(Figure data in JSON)

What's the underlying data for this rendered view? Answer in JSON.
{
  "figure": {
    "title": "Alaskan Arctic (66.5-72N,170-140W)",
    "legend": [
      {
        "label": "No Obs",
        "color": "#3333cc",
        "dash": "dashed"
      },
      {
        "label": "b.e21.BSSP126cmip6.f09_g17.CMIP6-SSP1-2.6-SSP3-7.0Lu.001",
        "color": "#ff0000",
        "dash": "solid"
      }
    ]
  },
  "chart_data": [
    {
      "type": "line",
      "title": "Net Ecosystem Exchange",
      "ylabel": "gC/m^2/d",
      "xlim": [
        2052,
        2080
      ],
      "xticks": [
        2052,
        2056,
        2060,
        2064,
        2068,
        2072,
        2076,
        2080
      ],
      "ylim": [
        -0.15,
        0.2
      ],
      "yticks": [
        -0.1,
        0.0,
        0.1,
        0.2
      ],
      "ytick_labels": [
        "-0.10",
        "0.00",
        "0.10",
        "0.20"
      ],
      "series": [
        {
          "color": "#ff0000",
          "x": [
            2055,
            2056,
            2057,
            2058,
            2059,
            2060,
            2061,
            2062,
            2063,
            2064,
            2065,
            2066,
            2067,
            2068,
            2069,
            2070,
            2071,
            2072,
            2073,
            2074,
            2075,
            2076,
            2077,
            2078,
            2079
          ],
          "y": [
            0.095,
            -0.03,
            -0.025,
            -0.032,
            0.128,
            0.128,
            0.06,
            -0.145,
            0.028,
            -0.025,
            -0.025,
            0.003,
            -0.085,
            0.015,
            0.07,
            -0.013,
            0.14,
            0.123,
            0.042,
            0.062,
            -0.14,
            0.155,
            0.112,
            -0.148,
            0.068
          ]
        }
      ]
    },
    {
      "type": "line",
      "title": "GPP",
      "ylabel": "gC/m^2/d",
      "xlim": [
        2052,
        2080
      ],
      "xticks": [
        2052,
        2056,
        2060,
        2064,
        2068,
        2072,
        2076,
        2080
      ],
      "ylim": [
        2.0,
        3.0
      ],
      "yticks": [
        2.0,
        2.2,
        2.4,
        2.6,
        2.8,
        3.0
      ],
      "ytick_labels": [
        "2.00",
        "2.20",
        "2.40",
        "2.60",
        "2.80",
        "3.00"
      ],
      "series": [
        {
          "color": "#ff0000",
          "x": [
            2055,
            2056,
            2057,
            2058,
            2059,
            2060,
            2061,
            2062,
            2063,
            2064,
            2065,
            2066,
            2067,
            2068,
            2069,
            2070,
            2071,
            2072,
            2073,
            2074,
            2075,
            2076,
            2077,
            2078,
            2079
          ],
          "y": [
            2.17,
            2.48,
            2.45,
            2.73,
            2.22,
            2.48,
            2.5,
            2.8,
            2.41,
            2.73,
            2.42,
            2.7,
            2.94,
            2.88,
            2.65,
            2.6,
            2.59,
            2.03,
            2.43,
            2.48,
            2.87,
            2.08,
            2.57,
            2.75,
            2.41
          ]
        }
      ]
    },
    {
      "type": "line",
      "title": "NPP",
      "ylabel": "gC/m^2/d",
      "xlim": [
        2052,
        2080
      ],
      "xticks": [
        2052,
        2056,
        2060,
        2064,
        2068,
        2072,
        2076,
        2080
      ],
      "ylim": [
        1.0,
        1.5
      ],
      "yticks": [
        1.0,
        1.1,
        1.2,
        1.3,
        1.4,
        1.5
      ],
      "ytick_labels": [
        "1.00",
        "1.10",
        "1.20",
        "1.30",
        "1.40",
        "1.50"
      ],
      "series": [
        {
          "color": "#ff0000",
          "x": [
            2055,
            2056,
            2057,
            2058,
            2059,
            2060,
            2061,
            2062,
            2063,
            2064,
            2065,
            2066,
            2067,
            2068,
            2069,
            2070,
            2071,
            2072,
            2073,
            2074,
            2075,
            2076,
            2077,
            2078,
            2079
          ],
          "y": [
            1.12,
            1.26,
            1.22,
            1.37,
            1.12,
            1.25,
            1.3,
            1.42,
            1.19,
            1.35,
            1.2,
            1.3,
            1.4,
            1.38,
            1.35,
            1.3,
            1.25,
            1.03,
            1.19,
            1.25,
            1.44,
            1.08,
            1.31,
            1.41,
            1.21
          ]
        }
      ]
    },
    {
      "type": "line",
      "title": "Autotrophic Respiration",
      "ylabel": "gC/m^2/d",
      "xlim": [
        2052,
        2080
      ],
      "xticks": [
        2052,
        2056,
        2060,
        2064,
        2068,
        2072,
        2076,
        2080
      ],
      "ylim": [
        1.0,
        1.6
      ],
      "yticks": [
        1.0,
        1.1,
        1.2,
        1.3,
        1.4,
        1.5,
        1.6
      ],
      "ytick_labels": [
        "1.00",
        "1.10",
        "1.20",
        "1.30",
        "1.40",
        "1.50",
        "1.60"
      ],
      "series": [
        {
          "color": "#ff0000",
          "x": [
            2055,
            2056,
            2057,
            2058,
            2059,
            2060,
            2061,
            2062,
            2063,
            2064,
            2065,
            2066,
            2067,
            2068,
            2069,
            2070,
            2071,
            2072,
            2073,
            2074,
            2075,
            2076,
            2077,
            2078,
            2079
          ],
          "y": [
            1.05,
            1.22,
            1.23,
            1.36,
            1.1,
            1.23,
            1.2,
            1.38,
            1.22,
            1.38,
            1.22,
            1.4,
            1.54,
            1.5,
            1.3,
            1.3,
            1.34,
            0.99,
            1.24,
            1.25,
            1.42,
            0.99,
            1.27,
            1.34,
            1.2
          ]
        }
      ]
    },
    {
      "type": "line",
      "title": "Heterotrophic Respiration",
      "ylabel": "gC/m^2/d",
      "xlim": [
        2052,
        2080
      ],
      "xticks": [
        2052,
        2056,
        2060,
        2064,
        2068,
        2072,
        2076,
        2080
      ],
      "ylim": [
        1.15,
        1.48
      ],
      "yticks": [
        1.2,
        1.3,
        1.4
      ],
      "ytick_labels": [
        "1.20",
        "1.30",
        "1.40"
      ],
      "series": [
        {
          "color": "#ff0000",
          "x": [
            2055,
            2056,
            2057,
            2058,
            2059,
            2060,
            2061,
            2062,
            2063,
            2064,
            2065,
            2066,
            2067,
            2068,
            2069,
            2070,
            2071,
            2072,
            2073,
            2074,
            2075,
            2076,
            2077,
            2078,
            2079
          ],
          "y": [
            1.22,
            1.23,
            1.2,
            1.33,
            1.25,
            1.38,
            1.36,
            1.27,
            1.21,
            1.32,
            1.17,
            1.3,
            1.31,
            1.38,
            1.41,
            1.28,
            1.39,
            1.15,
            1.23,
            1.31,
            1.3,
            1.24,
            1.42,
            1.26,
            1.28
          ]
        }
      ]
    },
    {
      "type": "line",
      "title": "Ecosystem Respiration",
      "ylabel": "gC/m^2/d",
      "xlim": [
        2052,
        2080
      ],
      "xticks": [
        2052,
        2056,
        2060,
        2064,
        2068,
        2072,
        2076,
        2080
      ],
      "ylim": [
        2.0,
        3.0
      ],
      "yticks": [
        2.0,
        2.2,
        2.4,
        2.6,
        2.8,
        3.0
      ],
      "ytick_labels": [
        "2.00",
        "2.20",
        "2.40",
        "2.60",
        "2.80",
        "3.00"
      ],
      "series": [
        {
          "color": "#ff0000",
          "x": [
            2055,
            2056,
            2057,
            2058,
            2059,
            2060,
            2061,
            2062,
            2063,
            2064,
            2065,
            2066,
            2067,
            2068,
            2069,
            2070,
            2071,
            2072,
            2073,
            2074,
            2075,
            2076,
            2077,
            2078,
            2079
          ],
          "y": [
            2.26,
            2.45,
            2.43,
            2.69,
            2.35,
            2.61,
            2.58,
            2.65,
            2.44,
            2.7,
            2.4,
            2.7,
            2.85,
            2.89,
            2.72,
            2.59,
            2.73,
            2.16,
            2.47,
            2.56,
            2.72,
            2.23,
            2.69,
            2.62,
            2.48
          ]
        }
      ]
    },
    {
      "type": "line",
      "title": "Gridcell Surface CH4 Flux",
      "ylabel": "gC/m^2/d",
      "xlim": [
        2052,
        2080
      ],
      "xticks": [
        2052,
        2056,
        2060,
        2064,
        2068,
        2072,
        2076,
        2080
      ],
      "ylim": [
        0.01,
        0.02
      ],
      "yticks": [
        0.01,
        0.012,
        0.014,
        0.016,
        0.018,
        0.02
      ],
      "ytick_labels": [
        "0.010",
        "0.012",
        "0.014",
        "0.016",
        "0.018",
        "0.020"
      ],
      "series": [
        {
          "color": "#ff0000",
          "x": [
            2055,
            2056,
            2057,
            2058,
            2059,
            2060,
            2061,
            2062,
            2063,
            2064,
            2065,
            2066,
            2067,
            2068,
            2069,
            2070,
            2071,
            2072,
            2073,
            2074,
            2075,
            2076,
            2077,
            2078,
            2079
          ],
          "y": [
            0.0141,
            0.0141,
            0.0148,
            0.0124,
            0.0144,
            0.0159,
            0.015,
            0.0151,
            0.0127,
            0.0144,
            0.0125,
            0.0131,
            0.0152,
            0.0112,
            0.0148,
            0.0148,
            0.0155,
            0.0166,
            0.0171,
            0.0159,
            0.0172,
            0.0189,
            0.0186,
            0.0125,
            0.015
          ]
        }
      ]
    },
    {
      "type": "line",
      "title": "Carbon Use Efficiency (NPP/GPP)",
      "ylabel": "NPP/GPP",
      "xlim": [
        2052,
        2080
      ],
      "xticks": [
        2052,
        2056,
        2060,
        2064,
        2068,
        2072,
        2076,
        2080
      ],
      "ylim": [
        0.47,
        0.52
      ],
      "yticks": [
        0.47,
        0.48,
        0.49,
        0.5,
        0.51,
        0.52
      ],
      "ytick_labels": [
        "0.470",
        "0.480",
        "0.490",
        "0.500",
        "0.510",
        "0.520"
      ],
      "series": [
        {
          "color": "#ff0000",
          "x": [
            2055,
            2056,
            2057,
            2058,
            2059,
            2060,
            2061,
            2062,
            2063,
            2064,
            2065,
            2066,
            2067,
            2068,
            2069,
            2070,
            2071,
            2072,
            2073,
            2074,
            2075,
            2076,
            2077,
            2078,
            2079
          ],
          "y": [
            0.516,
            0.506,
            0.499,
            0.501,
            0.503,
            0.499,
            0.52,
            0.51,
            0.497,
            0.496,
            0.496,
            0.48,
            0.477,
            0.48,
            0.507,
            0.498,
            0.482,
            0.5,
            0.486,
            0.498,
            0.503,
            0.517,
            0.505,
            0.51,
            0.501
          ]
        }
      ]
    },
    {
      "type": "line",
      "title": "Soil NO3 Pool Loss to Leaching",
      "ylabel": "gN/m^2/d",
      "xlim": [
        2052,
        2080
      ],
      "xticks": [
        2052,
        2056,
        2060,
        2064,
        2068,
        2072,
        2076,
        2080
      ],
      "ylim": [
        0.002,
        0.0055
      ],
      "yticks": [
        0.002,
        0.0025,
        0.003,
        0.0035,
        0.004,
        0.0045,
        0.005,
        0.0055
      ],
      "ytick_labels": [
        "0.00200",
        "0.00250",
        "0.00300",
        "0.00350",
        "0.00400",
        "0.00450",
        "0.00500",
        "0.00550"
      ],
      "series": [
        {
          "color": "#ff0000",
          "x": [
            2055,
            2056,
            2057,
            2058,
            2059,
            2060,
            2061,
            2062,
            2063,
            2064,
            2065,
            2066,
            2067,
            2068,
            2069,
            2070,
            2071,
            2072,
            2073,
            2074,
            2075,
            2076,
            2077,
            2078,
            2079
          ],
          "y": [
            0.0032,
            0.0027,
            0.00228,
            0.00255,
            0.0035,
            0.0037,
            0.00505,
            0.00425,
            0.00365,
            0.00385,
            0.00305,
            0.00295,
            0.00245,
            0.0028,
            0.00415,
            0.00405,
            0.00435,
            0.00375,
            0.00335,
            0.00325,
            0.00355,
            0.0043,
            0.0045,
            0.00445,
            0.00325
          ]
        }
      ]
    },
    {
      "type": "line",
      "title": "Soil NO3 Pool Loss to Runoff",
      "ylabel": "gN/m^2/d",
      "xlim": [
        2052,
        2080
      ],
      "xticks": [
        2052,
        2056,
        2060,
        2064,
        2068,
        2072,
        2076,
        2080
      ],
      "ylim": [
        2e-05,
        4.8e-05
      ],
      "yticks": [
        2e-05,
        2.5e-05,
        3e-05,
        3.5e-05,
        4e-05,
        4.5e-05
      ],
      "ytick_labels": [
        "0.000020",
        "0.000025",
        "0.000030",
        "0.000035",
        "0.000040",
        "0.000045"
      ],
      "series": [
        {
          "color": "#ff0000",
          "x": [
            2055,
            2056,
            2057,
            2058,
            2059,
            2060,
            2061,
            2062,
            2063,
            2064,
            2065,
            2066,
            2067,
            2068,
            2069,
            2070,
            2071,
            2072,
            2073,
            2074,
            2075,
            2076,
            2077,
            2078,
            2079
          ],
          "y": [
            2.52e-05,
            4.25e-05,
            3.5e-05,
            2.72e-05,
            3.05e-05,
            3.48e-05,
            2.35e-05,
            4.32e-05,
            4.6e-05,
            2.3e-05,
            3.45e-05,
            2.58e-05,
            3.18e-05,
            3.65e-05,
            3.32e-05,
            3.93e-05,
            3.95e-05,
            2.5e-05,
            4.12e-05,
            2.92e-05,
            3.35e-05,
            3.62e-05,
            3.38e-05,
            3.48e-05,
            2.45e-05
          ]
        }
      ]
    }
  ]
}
...
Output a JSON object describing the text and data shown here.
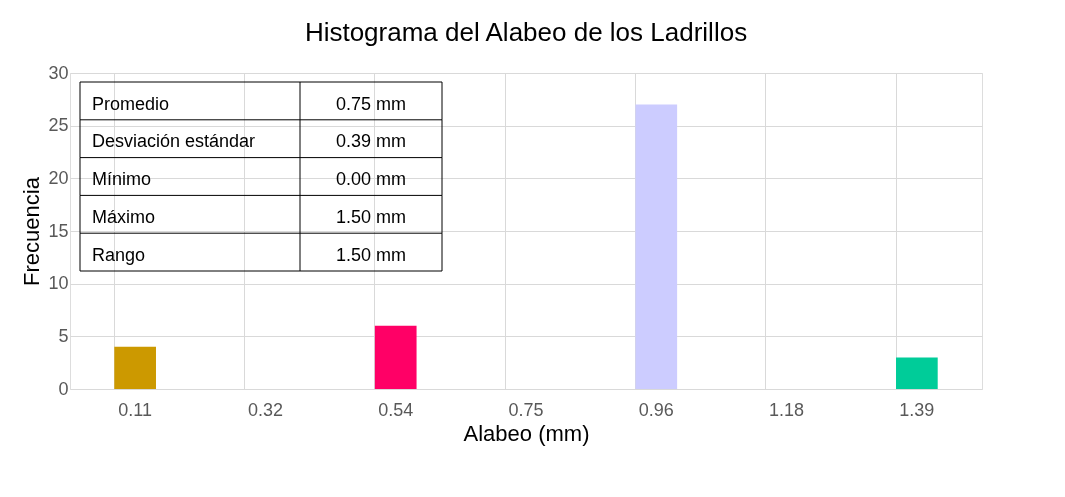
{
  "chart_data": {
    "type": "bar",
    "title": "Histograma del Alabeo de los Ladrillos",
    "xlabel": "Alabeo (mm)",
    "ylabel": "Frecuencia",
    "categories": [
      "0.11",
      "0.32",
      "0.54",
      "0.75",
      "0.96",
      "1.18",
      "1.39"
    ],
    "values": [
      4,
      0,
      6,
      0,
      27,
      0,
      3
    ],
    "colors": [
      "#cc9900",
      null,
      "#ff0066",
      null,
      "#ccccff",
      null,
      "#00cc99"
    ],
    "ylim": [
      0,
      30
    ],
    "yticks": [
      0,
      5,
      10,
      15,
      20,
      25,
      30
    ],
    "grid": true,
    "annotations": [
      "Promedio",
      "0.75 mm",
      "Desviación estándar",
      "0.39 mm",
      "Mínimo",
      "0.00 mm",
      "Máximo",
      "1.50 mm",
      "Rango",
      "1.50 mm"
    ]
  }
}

GIVEN PROBLEM. Copy all the lines above that hold the string "Alabeo".

ANSWER FOR THIS EXERCISE.
    "title": "Histograma del Alabeo de los Ladrillos",
    "xlabel": "Alabeo (mm)",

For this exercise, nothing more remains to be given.